-- START OF STORED ROWS --

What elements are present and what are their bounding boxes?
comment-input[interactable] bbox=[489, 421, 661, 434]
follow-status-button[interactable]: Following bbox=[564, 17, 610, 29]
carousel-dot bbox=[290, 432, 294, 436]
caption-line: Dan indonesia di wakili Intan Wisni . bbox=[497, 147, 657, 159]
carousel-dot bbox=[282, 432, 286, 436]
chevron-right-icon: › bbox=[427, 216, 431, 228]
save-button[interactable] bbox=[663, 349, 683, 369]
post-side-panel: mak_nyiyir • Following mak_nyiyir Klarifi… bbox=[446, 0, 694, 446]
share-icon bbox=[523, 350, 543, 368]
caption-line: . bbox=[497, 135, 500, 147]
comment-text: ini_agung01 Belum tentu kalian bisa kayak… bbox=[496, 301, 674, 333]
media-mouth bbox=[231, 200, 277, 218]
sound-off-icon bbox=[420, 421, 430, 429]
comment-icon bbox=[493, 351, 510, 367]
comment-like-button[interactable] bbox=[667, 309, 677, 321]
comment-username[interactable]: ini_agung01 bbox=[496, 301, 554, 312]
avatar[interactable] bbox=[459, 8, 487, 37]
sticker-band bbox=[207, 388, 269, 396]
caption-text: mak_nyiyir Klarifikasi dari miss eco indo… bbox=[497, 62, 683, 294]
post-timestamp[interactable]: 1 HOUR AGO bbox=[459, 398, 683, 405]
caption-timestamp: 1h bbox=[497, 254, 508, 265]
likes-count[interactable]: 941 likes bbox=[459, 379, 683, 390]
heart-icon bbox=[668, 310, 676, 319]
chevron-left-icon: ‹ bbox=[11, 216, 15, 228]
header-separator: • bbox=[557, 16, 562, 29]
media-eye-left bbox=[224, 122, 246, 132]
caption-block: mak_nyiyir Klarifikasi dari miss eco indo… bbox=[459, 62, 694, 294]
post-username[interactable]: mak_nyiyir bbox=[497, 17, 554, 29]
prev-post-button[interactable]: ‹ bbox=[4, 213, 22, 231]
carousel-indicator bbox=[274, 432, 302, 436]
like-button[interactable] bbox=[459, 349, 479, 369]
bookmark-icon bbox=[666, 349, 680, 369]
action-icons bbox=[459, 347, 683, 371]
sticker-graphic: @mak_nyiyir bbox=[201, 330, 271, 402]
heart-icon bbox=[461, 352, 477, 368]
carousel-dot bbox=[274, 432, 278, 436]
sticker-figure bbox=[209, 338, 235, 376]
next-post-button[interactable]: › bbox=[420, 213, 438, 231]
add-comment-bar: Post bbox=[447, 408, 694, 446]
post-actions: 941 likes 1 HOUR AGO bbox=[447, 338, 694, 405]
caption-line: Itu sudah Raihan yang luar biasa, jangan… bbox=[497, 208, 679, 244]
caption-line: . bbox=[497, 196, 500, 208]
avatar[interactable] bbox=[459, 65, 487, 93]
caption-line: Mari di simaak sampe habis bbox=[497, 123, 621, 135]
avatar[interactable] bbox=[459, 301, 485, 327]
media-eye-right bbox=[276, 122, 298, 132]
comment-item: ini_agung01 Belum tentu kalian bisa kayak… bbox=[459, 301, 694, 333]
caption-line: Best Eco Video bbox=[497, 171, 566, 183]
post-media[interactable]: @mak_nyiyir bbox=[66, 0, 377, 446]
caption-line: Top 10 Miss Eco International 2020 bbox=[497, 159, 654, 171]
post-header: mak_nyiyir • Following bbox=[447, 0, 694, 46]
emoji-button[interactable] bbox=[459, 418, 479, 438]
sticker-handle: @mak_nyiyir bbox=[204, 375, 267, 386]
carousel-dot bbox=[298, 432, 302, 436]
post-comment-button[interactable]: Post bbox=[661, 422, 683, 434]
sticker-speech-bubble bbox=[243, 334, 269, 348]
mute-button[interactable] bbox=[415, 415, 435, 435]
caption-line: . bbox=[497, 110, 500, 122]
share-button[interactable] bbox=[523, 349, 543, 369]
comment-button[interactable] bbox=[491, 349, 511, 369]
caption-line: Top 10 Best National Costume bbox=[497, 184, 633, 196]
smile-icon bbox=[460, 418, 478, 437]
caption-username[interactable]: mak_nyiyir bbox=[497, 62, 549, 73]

-- END OF STORED ROWS --

▶ WHAT IS BEING ASKED
Reproduce every line of the entries above unchanged and in the same order.

▶ RESPONSE BELOW
What elements are present and what are their bounding boxes?
comment-input[interactable] bbox=[489, 421, 661, 434]
follow-status-button[interactable]: Following bbox=[564, 17, 610, 29]
carousel-dot bbox=[290, 432, 294, 436]
caption-line: Dan indonesia di wakili Intan Wisni . bbox=[497, 147, 657, 159]
carousel-dot bbox=[282, 432, 286, 436]
chevron-right-icon: › bbox=[427, 216, 431, 228]
save-button[interactable] bbox=[663, 349, 683, 369]
post-side-panel: mak_nyiyir • Following mak_nyiyir Klarifi… bbox=[446, 0, 694, 446]
share-icon bbox=[523, 350, 543, 368]
caption-line: . bbox=[497, 135, 500, 147]
comment-text: ini_agung01 Belum tentu kalian bisa kayak… bbox=[496, 301, 674, 333]
media-mouth bbox=[231, 200, 277, 218]
sound-off-icon bbox=[420, 421, 430, 429]
comment-icon bbox=[493, 351, 510, 367]
comment-like-button[interactable] bbox=[667, 309, 677, 321]
comment-username[interactable]: ini_agung01 bbox=[496, 301, 554, 312]
avatar[interactable] bbox=[459, 8, 487, 37]
sticker-band bbox=[207, 388, 269, 396]
caption-text: mak_nyiyir Klarifikasi dari miss eco indo… bbox=[497, 62, 683, 294]
post-timestamp[interactable]: 1 HOUR AGO bbox=[459, 398, 683, 405]
caption-timestamp: 1h bbox=[497, 254, 508, 265]
likes-count[interactable]: 941 likes bbox=[459, 379, 683, 390]
heart-icon bbox=[668, 310, 676, 319]
chevron-left-icon: ‹ bbox=[11, 216, 15, 228]
header-separator: • bbox=[557, 16, 562, 29]
media-eye-left bbox=[224, 122, 246, 132]
caption-block: mak_nyiyir Klarifikasi dari miss eco indo… bbox=[459, 62, 694, 294]
post-username[interactable]: mak_nyiyir bbox=[497, 17, 554, 29]
prev-post-button[interactable]: ‹ bbox=[4, 213, 22, 231]
carousel-indicator bbox=[274, 432, 302, 436]
like-button[interactable] bbox=[459, 349, 479, 369]
bookmark-icon bbox=[666, 349, 680, 369]
action-icons bbox=[459, 347, 683, 371]
sticker-graphic: @mak_nyiyir bbox=[201, 330, 271, 402]
heart-icon bbox=[461, 352, 477, 368]
carousel-dot bbox=[274, 432, 278, 436]
sticker-figure bbox=[209, 338, 235, 376]
next-post-button[interactable]: › bbox=[420, 213, 438, 231]
add-comment-bar: Post bbox=[447, 408, 694, 446]
post-actions: 941 likes 1 HOUR AGO bbox=[447, 338, 694, 405]
caption-line: Itu sudah Raihan yang luar biasa, jangan… bbox=[497, 208, 679, 244]
caption-line: . bbox=[497, 196, 500, 208]
avatar[interactable] bbox=[459, 65, 487, 93]
caption-line: Mari di simaak sampe habis bbox=[497, 123, 621, 135]
avatar[interactable] bbox=[459, 301, 485, 327]
media-eye-right bbox=[276, 122, 298, 132]
comment-item: ini_agung01 Belum tentu kalian bisa kayak… bbox=[459, 301, 694, 333]
caption-line: Best Eco Video bbox=[497, 171, 566, 183]
post-media[interactable]: @mak_nyiyir bbox=[66, 0, 377, 446]
caption-line: Top 10 Miss Eco International 2020 bbox=[497, 159, 654, 171]
post-header: mak_nyiyir • Following bbox=[447, 0, 694, 46]
emoji-button[interactable] bbox=[459, 418, 479, 438]
sticker-handle: @mak_nyiyir bbox=[204, 375, 267, 386]
carousel-dot bbox=[298, 432, 302, 436]
post-comment-button[interactable]: Post bbox=[661, 422, 683, 434]
sticker-speech-bubble bbox=[243, 334, 269, 348]
mute-button[interactable] bbox=[415, 415, 435, 435]
caption-line: . bbox=[497, 110, 500, 122]
share-button[interactable] bbox=[523, 349, 543, 369]
comment-button[interactable] bbox=[491, 349, 511, 369]
caption-line: Top 10 Best National Costume bbox=[497, 184, 633, 196]
smile-icon bbox=[460, 418, 478, 437]
caption-username[interactable]: mak_nyiyir bbox=[497, 62, 549, 73]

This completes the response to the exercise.